**PROBLEM**
Copy out each line of the material in which the word "marker" appears.

::: DATASET EXTRACT

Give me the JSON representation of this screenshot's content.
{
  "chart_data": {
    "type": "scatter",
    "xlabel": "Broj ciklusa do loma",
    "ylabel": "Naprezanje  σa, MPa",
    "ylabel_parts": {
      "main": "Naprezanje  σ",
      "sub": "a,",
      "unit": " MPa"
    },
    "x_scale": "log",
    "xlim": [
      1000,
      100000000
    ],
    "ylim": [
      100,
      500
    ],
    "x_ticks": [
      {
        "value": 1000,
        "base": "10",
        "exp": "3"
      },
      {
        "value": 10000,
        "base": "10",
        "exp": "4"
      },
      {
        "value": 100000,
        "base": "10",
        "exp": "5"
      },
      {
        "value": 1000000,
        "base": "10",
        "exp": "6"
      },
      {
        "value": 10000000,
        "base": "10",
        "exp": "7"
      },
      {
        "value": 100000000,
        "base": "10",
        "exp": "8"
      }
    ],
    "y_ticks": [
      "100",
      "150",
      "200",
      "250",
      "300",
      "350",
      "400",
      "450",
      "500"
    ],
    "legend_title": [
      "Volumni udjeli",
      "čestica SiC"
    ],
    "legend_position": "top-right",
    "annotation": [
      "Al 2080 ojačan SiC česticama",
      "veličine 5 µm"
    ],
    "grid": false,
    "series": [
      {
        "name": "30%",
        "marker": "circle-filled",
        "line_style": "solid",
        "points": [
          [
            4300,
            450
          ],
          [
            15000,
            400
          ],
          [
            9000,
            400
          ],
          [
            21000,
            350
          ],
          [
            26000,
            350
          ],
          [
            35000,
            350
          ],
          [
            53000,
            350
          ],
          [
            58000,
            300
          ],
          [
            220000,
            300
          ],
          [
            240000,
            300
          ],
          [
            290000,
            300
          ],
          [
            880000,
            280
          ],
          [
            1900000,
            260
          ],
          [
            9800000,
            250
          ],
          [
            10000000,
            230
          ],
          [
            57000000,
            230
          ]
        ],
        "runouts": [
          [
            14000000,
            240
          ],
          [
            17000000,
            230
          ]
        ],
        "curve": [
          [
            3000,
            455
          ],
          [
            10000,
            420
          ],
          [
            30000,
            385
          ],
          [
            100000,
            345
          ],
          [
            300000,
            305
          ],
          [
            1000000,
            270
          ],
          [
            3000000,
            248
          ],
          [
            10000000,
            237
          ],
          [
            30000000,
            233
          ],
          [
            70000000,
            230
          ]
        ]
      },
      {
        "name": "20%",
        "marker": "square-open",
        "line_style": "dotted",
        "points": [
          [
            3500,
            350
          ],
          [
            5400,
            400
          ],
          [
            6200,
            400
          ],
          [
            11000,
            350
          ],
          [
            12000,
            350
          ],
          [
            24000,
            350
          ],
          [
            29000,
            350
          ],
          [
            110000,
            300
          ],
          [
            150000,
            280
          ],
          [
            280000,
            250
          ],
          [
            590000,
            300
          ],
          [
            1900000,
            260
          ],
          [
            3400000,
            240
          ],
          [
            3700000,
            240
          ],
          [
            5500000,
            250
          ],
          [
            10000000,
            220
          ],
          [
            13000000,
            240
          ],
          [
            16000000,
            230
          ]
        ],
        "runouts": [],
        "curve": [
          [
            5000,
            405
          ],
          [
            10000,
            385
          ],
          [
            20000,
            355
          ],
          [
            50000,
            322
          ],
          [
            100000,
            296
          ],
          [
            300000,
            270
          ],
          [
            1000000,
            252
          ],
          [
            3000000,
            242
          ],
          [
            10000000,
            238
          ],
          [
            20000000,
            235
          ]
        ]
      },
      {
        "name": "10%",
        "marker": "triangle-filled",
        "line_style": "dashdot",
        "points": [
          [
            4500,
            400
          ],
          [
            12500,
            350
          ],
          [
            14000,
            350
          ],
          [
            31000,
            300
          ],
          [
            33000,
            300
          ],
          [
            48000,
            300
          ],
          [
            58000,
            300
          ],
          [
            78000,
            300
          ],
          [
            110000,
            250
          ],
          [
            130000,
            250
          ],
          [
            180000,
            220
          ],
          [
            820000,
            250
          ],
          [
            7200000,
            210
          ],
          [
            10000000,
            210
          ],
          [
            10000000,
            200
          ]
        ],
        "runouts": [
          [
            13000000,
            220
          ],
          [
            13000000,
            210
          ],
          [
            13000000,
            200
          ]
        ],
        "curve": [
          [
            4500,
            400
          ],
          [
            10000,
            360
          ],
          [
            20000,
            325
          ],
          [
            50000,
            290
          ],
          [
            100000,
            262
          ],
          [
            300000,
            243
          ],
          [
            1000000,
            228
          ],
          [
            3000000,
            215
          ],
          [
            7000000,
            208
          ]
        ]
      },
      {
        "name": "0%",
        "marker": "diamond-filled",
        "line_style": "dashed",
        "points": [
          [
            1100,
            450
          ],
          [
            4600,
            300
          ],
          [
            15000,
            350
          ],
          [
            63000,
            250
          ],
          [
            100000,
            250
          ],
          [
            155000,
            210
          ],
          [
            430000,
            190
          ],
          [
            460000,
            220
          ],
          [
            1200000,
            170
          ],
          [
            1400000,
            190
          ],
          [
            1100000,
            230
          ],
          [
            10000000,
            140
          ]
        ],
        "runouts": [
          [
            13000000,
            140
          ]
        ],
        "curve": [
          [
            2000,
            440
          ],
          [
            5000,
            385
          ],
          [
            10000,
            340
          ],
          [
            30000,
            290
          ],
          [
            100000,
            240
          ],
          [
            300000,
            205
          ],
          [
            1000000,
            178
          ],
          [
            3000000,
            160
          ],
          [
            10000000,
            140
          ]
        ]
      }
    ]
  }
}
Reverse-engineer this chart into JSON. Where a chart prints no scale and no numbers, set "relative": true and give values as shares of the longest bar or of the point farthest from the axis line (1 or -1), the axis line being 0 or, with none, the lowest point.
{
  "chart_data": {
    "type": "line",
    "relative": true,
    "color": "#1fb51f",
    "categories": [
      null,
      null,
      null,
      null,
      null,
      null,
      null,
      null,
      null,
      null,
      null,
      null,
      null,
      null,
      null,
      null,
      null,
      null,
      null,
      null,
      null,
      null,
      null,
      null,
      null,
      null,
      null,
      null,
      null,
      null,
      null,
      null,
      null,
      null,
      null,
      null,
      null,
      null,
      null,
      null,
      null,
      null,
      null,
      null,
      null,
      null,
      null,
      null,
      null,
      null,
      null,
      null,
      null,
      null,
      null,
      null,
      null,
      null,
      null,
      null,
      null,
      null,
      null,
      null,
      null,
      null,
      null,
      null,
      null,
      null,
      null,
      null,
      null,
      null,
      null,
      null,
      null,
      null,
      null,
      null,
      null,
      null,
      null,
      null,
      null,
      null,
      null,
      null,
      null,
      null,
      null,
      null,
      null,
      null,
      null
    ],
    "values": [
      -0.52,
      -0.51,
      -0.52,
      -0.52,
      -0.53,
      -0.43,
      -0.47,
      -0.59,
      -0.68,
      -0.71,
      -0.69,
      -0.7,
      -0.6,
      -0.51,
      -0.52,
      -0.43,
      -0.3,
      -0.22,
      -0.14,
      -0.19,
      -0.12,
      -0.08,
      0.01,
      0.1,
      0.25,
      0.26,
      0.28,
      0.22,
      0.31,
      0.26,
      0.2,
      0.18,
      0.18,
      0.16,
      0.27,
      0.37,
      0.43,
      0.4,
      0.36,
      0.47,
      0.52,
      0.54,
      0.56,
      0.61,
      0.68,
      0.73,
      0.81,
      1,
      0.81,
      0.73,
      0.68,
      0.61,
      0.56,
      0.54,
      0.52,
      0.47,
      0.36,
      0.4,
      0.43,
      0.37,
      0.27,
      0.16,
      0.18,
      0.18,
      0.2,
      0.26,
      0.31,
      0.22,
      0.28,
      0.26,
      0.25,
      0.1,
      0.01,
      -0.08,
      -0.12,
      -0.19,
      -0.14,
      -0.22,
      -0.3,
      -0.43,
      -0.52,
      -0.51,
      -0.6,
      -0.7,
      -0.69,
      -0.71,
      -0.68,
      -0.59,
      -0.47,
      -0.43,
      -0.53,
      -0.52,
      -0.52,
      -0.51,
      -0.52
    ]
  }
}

::::::

**RESPONSE BELOW**
        "marker": "circle-filled",
        "marker": "square-open",
        "marker": "triangle-filled",
        "marker": "diamond-filled",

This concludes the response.